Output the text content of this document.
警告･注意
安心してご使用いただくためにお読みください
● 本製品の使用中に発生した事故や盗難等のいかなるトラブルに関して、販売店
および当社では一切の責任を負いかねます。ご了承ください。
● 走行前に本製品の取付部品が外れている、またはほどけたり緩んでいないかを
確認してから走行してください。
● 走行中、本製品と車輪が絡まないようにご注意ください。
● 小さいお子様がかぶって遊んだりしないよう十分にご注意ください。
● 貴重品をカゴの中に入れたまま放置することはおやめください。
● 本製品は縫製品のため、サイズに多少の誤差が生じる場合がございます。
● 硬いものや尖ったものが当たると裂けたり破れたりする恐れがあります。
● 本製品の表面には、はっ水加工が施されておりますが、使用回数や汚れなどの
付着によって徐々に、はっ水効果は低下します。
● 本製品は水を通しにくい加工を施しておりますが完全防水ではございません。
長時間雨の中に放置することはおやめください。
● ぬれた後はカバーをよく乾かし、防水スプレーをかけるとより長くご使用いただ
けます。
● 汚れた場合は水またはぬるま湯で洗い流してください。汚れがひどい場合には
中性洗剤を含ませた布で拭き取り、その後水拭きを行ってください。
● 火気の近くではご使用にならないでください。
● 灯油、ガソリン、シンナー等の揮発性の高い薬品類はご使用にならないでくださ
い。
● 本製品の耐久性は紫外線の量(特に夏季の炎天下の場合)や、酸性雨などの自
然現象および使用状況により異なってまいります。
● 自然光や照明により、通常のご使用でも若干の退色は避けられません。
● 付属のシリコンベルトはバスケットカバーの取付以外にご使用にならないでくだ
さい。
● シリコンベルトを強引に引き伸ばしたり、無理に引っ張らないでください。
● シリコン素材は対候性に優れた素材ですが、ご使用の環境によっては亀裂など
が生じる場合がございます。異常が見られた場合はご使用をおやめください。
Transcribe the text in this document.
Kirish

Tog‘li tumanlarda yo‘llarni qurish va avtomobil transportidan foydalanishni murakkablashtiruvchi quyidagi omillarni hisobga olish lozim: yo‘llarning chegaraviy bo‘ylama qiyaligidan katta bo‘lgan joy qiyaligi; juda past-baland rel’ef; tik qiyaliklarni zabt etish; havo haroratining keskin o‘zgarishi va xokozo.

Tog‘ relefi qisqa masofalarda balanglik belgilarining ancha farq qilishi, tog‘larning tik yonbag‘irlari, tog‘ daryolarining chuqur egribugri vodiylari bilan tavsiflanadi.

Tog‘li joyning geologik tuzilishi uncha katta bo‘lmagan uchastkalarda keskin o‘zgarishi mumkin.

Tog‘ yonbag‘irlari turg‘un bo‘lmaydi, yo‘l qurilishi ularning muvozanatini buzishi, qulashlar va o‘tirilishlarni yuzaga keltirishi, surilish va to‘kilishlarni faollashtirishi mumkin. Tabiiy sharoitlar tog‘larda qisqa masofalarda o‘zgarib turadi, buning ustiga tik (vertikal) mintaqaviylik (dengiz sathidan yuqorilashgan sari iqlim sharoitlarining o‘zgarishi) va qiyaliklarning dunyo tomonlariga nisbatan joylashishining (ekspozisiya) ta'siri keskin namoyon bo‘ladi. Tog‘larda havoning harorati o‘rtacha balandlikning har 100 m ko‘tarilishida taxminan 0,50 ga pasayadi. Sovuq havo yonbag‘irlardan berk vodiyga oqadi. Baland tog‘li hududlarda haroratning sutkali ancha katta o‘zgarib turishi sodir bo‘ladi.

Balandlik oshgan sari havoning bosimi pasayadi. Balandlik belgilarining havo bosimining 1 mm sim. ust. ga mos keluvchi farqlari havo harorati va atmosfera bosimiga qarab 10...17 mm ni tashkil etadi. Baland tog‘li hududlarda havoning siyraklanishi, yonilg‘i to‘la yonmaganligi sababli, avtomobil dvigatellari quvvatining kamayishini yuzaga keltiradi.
——
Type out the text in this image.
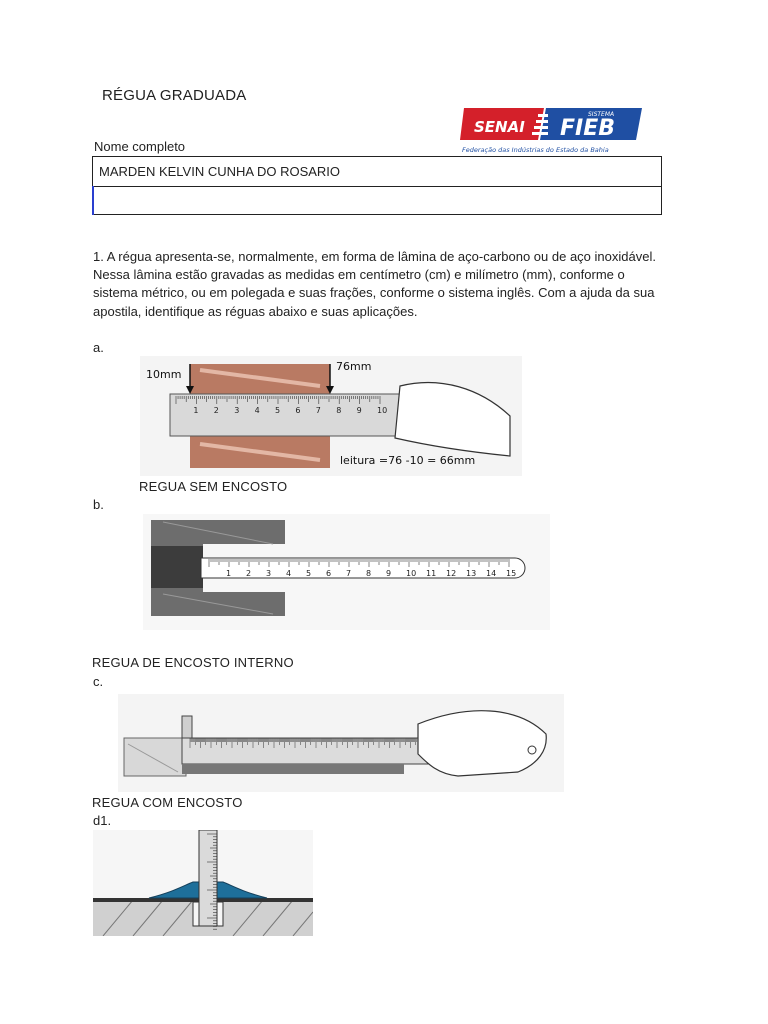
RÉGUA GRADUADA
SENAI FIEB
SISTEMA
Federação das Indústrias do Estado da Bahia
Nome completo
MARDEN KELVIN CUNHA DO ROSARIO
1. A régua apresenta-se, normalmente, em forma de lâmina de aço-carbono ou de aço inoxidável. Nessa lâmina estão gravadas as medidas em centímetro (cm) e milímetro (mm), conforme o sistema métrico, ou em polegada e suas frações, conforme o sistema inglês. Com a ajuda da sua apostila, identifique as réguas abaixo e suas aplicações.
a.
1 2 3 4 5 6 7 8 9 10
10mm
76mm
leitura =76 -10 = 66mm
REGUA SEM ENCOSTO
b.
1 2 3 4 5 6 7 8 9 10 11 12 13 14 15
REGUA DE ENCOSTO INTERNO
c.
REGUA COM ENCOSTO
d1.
——
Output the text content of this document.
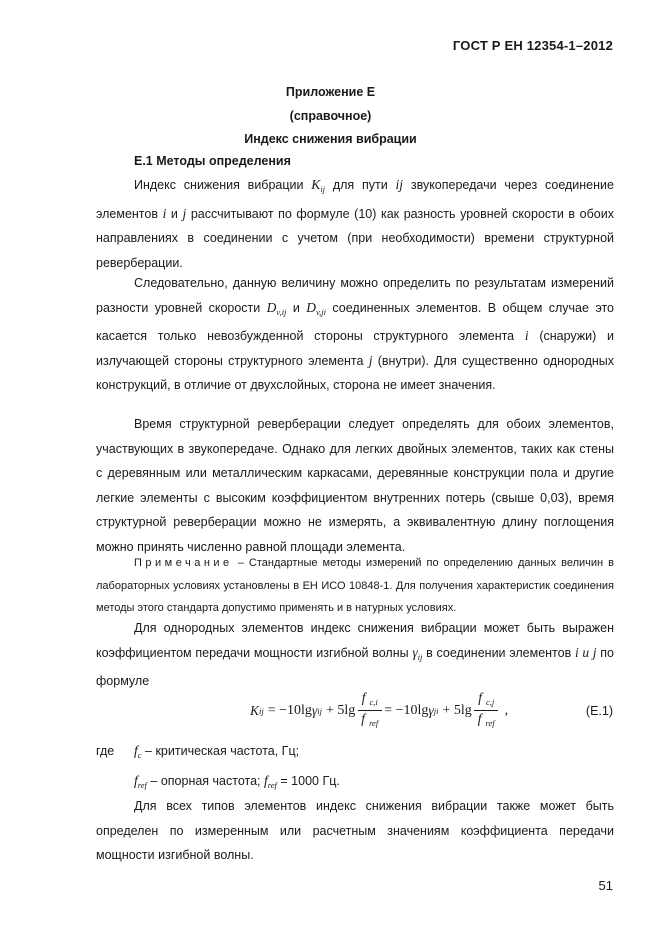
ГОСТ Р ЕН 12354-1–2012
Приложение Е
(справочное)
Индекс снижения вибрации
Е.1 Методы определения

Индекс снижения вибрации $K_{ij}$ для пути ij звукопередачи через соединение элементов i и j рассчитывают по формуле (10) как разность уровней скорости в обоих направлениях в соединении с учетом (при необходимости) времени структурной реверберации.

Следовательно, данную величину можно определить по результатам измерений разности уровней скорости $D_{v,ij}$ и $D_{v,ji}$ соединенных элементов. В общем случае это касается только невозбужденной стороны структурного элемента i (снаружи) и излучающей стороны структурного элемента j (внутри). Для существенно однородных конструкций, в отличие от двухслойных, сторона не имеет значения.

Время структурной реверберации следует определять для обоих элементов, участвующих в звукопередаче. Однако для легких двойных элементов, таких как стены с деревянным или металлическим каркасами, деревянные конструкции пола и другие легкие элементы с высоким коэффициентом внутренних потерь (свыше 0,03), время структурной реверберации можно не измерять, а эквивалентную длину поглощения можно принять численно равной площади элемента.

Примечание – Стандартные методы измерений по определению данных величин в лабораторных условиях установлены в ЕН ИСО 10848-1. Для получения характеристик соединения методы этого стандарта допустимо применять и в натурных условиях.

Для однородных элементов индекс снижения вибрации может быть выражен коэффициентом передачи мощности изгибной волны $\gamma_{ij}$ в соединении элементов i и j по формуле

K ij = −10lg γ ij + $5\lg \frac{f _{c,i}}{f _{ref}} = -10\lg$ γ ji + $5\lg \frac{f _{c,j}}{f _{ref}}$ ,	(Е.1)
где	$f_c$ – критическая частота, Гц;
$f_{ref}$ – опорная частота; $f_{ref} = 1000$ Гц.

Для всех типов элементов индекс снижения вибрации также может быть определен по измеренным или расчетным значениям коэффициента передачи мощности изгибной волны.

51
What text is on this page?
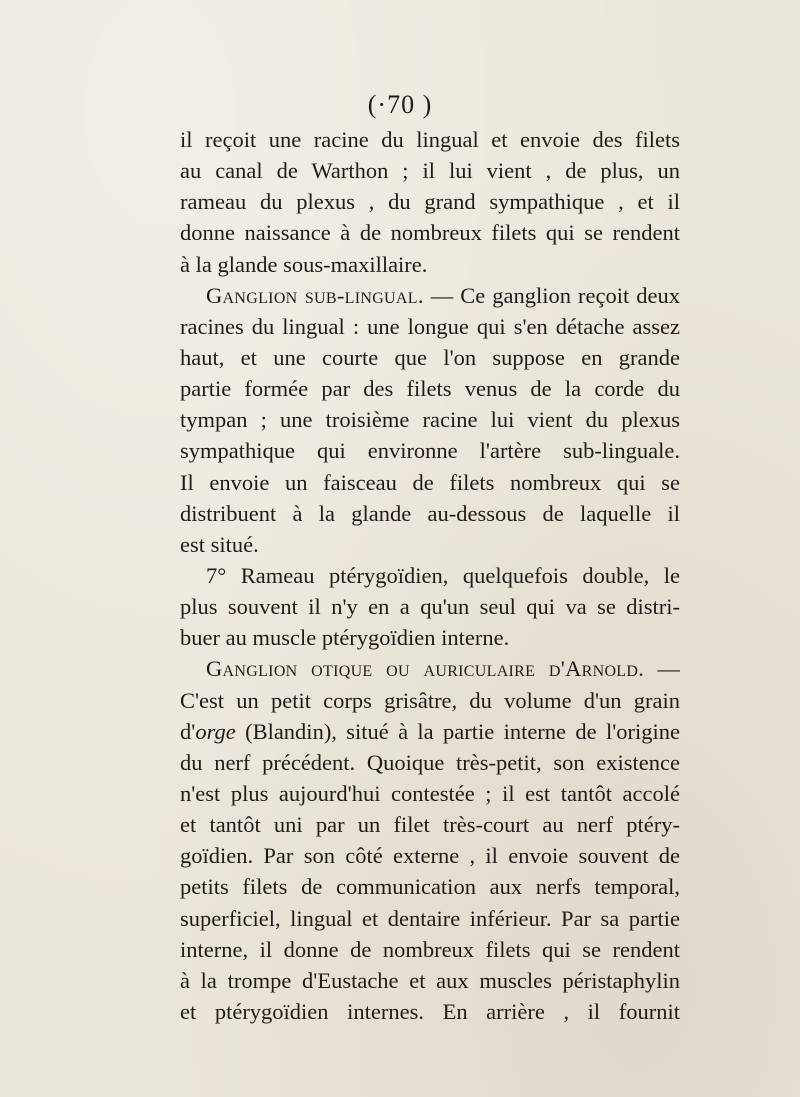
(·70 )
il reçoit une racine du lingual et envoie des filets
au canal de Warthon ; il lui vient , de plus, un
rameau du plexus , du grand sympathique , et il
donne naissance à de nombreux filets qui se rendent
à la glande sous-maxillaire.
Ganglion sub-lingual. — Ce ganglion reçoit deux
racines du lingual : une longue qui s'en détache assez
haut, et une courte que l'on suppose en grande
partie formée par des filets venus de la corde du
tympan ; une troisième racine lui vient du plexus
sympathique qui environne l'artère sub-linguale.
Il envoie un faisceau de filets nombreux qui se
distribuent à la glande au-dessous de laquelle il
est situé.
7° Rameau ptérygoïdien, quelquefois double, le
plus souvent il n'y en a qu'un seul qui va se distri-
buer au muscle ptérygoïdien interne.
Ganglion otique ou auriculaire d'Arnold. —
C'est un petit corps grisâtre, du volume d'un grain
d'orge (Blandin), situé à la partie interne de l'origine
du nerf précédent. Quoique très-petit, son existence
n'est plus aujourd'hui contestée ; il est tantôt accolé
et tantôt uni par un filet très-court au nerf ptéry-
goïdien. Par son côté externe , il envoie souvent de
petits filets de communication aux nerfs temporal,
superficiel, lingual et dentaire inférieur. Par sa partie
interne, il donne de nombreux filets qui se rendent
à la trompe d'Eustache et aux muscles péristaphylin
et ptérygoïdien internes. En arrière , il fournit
——
*EXERCISE OBJECTIVE*.
Point out every line holding the string "très" and copy it.

*TASK OUTPUT*.
du nerf précédent. Quoique très-petit, son existence
et tantôt uni par un filet très-court au nerf ptéry-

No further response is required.